**PROBLEM**: Print out each entry below exactly, please.

**MATERIAL PROVIDED**:

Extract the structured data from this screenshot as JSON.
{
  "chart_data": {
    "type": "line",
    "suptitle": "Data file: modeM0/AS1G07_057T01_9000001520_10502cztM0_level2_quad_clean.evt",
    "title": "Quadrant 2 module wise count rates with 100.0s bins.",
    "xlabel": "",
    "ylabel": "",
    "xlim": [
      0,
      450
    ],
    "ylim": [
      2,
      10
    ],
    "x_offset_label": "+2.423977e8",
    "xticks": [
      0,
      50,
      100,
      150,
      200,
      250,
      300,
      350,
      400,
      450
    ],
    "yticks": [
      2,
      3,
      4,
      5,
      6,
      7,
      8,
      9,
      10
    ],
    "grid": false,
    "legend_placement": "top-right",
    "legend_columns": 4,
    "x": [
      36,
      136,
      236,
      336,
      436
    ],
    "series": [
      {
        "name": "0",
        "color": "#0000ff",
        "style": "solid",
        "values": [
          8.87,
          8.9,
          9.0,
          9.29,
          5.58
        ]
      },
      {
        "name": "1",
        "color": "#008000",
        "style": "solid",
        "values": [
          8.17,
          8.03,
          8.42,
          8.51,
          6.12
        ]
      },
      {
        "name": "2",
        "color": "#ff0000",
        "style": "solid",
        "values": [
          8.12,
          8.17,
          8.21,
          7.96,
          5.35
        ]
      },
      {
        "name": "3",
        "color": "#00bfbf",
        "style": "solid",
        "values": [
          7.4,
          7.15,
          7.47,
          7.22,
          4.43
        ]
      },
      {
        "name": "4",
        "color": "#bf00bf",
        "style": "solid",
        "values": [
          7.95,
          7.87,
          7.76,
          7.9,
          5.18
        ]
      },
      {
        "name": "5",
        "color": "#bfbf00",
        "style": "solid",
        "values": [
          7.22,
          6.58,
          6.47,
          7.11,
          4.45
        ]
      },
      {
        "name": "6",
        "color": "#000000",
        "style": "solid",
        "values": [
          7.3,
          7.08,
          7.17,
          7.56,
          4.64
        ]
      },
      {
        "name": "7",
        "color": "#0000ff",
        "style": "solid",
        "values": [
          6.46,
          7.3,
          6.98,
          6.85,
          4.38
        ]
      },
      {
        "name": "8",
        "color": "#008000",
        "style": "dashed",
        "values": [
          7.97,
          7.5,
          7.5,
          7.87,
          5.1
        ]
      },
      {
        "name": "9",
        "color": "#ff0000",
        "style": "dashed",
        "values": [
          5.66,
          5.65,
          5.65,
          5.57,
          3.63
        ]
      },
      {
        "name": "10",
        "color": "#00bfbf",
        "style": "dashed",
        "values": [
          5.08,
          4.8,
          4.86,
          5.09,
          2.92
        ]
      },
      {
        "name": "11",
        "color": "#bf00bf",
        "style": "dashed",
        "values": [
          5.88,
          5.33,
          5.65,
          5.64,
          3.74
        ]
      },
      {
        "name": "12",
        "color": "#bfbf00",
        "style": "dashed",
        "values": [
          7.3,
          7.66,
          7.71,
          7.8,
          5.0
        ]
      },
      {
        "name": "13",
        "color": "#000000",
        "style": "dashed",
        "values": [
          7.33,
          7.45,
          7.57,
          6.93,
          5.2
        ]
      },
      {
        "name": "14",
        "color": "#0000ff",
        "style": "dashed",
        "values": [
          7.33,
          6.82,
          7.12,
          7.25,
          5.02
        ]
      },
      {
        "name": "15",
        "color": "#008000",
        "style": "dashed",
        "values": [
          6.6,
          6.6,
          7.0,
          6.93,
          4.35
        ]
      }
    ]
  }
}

**OUTPUT FOR THIS TASK**:
Extract the structured data from this screenshot as JSON.
{
  "chart_data": {
    "type": "line",
    "suptitle": "Data file: modeM0/AS1G07_057T01_9000001520_10502cztM0_level2_quad_clean.evt",
    "title": "Quadrant 2 module wise count rates with 100.0s bins.",
    "xlabel": "",
    "ylabel": "",
    "xlim": [
      0,
      450
    ],
    "ylim": [
      2,
      10
    ],
    "x_offset_label": "+2.423977e8",
    "xticks": [
      0,
      50,
      100,
      150,
      200,
      250,
      300,
      350,
      400,
      450
    ],
    "yticks": [
      2,
      3,
      4,
      5,
      6,
      7,
      8,
      9,
      10
    ],
    "grid": false,
    "legend_placement": "top-right",
    "legend_columns": 4,
    "x": [
      36,
      136,
      236,
      336,
      436
    ],
    "series": [
      {
        "name": "0",
        "color": "#0000ff",
        "style": "solid",
        "values": [
          8.87,
          8.9,
          9.0,
          9.29,
          5.58
        ]
      },
      {
        "name": "1",
        "color": "#008000",
        "style": "solid",
        "values": [
          8.17,
          8.03,
          8.42,
          8.51,
          6.12
        ]
      },
      {
        "name": "2",
        "color": "#ff0000",
        "style": "solid",
        "values": [
          8.12,
          8.17,
          8.21,
          7.96,
          5.35
        ]
      },
      {
        "name": "3",
        "color": "#00bfbf",
        "style": "solid",
        "values": [
          7.4,
          7.15,
          7.47,
          7.22,
          4.43
        ]
      },
      {
        "name": "4",
        "color": "#bf00bf",
        "style": "solid",
        "values": [
          7.95,
          7.87,
          7.76,
          7.9,
          5.18
        ]
      },
      {
        "name": "5",
        "color": "#bfbf00",
        "style": "solid",
        "values": [
          7.22,
          6.58,
          6.47,
          7.11,
          4.45
        ]
      },
      {
        "name": "6",
        "color": "#000000",
        "style": "solid",
        "values": [
          7.3,
          7.08,
          7.17,
          7.56,
          4.64
        ]
      },
      {
        "name": "7",
        "color": "#0000ff",
        "style": "solid",
        "values": [
          6.46,
          7.3,
          6.98,
          6.85,
          4.38
        ]
      },
      {
        "name": "8",
        "color": "#008000",
        "style": "dashed",
        "values": [
          7.97,
          7.5,
          7.5,
          7.87,
          5.1
        ]
      },
      {
        "name": "9",
        "color": "#ff0000",
        "style": "dashed",
        "values": [
          5.66,
          5.65,
          5.65,
          5.57,
          3.63
        ]
      },
      {
        "name": "10",
        "color": "#00bfbf",
        "style": "dashed",
        "values": [
          5.08,
          4.8,
          4.86,
          5.09,
          2.92
        ]
      },
      {
        "name": "11",
        "color": "#bf00bf",
        "style": "dashed",
        "values": [
          5.88,
          5.33,
          5.65,
          5.64,
          3.74
        ]
      },
      {
        "name": "12",
        "color": "#bfbf00",
        "style": "dashed",
        "values": [
          7.3,
          7.66,
          7.71,
          7.8,
          5.0
        ]
      },
      {
        "name": "13",
        "color": "#000000",
        "style": "dashed",
        "values": [
          7.33,
          7.45,
          7.57,
          6.93,
          5.2
        ]
      },
      {
        "name": "14",
        "color": "#0000ff",
        "style": "dashed",
        "values": [
          7.33,
          6.82,
          7.12,
          7.25,
          5.02
        ]
      },
      {
        "name": "15",
        "color": "#008000",
        "style": "dashed",
        "values": [
          6.6,
          6.6,
          7.0,
          6.93,
          4.35
        ]
      }
    ]
  }
}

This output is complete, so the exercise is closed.